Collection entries
____________________

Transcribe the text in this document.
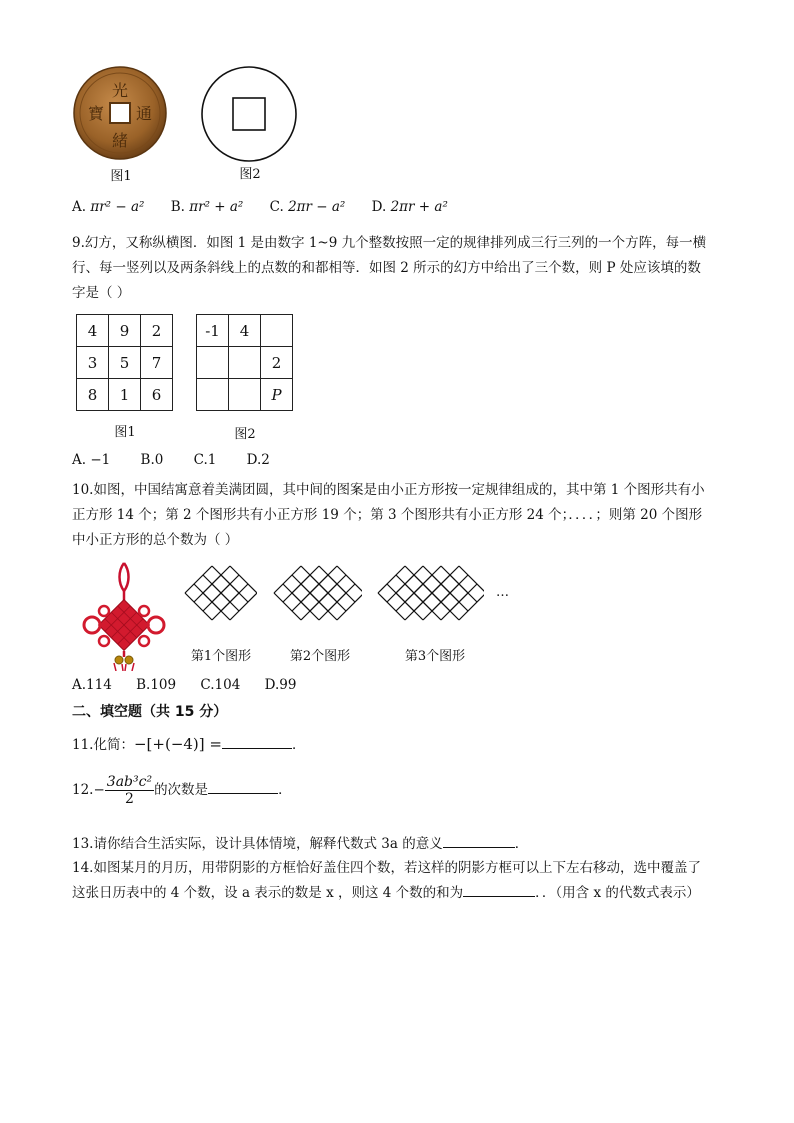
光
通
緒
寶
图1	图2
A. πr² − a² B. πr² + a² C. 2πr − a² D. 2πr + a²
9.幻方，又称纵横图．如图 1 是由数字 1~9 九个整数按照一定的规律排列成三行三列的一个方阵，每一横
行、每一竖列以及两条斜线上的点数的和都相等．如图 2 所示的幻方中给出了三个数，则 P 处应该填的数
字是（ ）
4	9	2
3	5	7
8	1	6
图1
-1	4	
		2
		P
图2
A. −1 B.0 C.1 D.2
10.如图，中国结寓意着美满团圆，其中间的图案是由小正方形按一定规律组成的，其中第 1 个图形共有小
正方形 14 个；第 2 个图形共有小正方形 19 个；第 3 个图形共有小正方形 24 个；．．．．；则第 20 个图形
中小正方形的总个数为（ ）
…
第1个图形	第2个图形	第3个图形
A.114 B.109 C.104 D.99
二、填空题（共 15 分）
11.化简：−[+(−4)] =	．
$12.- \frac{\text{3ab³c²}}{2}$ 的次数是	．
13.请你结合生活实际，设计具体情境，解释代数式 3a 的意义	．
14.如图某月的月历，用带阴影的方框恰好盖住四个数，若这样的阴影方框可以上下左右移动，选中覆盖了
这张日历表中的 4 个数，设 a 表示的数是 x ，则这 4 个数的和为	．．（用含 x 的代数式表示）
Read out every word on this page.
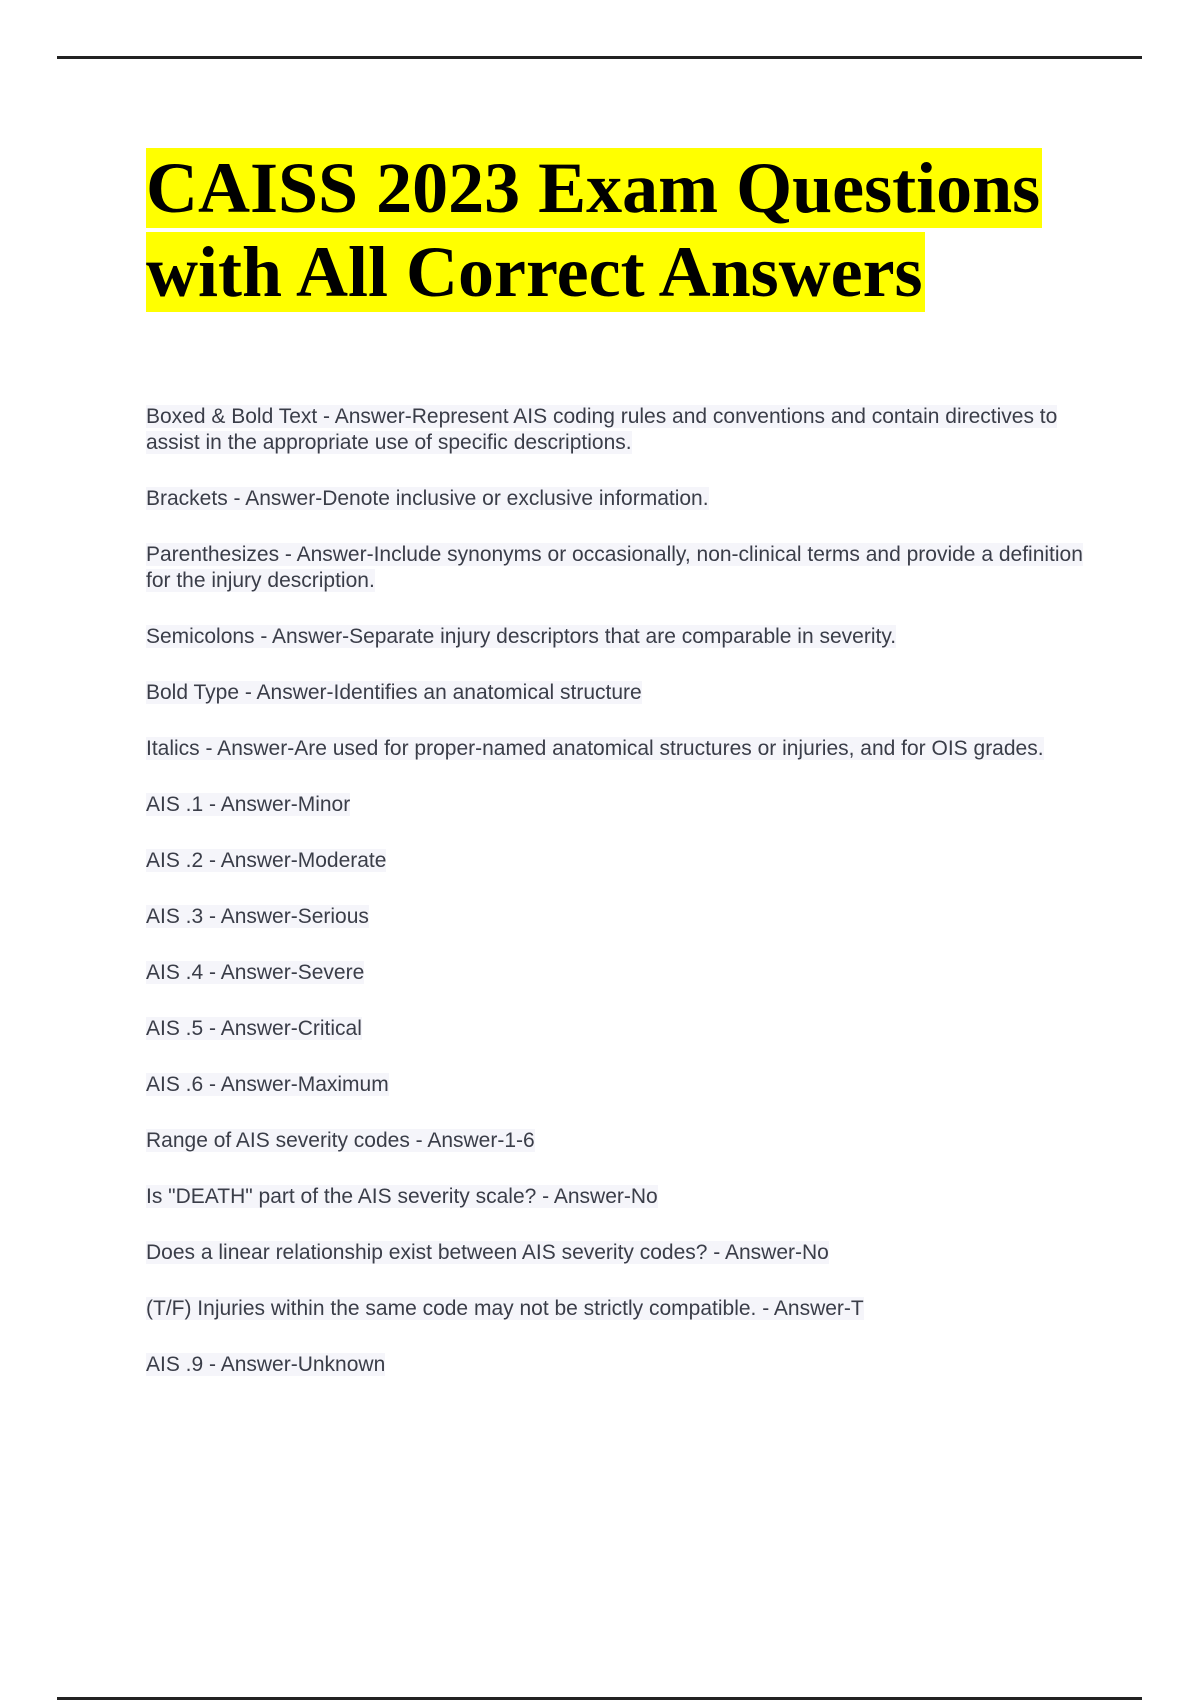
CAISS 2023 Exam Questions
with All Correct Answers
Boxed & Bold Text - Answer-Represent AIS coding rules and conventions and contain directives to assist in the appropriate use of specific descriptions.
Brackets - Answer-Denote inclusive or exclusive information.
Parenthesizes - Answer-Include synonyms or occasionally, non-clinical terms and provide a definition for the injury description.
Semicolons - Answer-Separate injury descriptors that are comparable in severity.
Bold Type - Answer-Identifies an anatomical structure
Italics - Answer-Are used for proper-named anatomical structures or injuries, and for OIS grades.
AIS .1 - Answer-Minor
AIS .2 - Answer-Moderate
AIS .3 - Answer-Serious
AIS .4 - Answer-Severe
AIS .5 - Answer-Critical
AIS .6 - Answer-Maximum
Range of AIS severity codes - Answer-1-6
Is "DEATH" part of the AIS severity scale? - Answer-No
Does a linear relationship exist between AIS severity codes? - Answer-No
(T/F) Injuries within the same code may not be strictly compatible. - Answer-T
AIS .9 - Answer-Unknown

____________________

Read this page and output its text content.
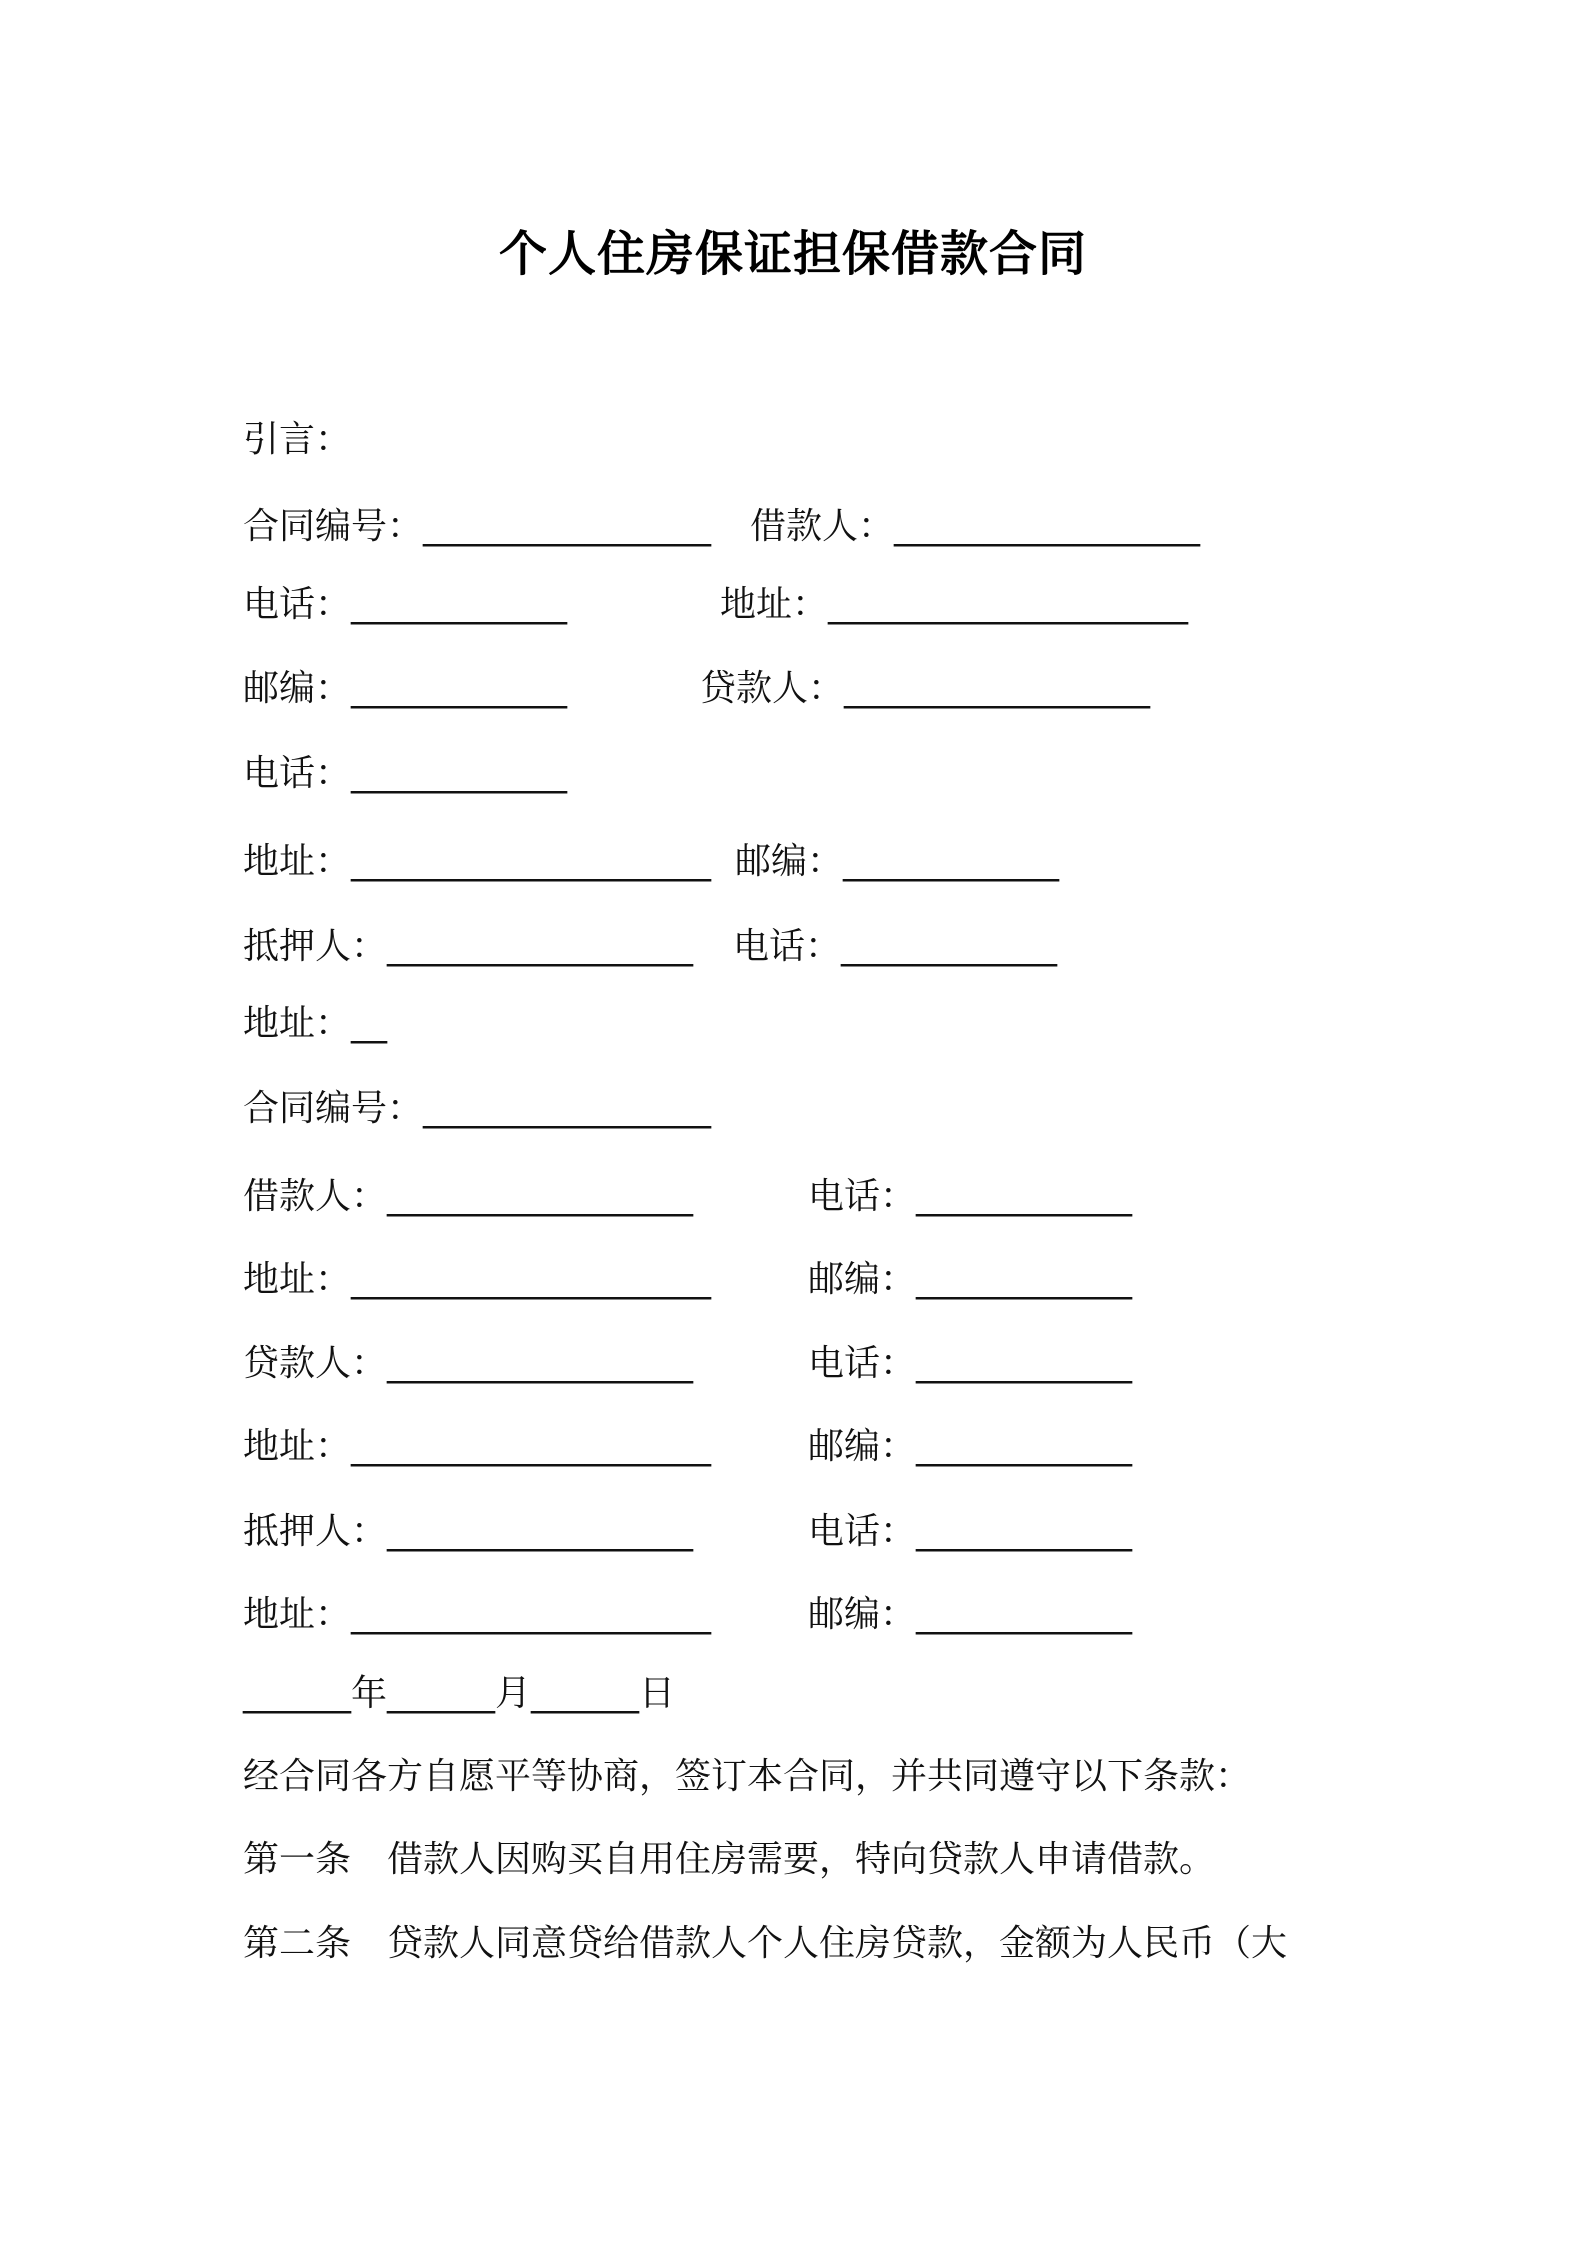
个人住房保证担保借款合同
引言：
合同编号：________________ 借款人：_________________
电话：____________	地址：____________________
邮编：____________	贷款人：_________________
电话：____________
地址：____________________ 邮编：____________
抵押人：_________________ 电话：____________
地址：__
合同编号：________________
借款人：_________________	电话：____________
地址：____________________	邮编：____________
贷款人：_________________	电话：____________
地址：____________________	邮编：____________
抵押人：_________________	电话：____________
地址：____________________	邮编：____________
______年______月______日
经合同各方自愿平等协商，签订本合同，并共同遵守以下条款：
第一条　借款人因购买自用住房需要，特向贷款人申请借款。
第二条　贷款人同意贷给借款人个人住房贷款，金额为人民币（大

____________________

• _Stated task_
Gather each line of the records holding the string "this".

• _The response_
Transcribe the text in this document.
Read out every word on this page.
Read this page and output its text content.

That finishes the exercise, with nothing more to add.